··· DATA SHOWN
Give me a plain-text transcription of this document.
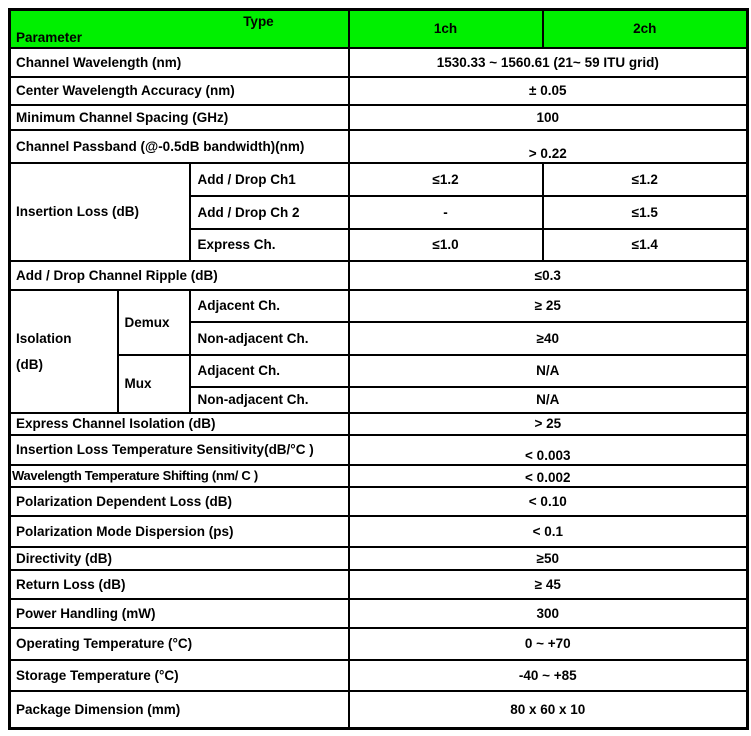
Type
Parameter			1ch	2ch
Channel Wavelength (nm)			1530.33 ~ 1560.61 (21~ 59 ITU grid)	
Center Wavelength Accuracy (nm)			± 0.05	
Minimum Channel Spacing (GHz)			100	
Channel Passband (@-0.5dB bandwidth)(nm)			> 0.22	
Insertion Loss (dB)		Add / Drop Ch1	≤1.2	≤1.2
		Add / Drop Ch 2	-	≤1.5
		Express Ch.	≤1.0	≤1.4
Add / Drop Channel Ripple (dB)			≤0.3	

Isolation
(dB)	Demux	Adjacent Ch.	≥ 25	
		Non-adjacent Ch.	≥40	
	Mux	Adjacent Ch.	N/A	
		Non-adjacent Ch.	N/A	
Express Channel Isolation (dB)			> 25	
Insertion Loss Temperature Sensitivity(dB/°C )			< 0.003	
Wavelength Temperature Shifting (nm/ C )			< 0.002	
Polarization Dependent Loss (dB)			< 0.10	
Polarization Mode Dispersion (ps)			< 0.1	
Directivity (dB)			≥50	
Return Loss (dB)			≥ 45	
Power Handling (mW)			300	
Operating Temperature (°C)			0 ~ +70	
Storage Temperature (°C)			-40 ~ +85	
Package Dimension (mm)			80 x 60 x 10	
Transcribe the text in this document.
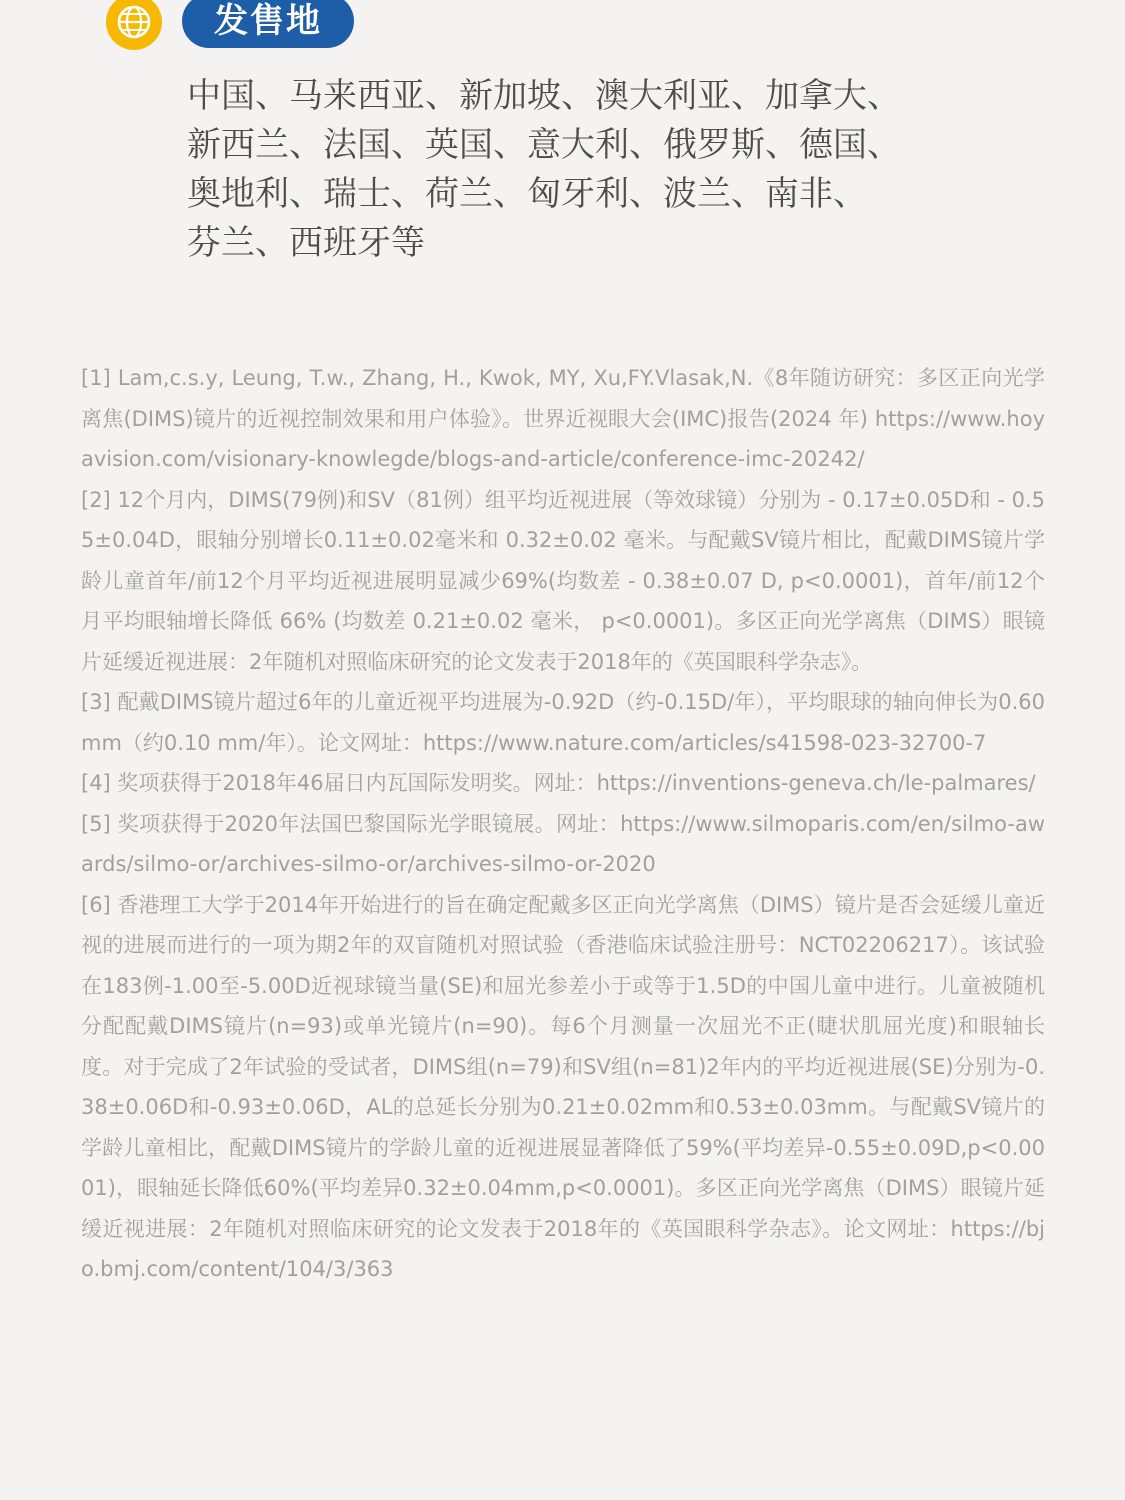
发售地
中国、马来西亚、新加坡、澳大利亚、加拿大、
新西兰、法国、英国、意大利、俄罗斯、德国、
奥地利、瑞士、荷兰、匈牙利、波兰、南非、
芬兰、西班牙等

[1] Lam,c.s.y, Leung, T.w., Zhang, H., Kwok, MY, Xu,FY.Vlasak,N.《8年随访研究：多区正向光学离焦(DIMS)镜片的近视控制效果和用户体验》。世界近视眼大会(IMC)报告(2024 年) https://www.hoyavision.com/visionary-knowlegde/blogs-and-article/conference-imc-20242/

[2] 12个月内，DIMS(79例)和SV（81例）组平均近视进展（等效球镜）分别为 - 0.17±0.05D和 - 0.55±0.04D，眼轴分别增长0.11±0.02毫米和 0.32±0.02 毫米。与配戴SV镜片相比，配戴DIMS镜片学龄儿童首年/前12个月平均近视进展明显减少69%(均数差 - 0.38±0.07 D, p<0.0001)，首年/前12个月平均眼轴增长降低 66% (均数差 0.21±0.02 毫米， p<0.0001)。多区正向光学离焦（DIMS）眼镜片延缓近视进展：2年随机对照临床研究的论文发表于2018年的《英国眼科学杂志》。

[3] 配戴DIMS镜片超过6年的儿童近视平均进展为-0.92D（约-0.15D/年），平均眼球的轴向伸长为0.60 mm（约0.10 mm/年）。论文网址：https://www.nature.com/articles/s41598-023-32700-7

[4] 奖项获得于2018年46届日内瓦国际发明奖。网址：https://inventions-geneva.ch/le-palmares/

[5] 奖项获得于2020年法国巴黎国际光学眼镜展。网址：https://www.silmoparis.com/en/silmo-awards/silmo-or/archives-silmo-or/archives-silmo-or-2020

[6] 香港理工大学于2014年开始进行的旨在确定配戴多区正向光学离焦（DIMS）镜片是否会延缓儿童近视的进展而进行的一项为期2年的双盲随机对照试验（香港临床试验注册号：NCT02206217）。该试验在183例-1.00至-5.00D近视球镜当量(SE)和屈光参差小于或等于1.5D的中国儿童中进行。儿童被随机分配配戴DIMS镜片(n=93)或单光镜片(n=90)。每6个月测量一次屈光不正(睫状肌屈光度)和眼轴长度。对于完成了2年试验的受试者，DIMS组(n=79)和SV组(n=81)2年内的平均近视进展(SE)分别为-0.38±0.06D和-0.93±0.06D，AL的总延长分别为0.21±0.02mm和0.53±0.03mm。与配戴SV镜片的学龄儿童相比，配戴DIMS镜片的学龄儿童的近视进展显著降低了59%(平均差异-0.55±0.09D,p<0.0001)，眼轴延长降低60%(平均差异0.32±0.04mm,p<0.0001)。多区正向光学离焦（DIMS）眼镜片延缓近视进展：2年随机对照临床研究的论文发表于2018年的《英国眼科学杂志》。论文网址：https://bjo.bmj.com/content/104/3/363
······
··· DATA SHOWN
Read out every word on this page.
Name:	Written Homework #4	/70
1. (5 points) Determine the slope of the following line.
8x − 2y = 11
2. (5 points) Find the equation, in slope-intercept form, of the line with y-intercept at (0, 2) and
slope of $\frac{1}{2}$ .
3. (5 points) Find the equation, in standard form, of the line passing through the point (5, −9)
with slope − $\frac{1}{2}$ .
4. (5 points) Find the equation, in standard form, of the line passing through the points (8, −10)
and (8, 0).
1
······
# TO DO:
Scan the material above for the string "with" and return the lines that hold it.

# RESULT:
2. (5 points) Find the equation, in slope-intercept form, of the line with y-intercept at (0, 2) and
with slope − $\frac{1}{2}$ .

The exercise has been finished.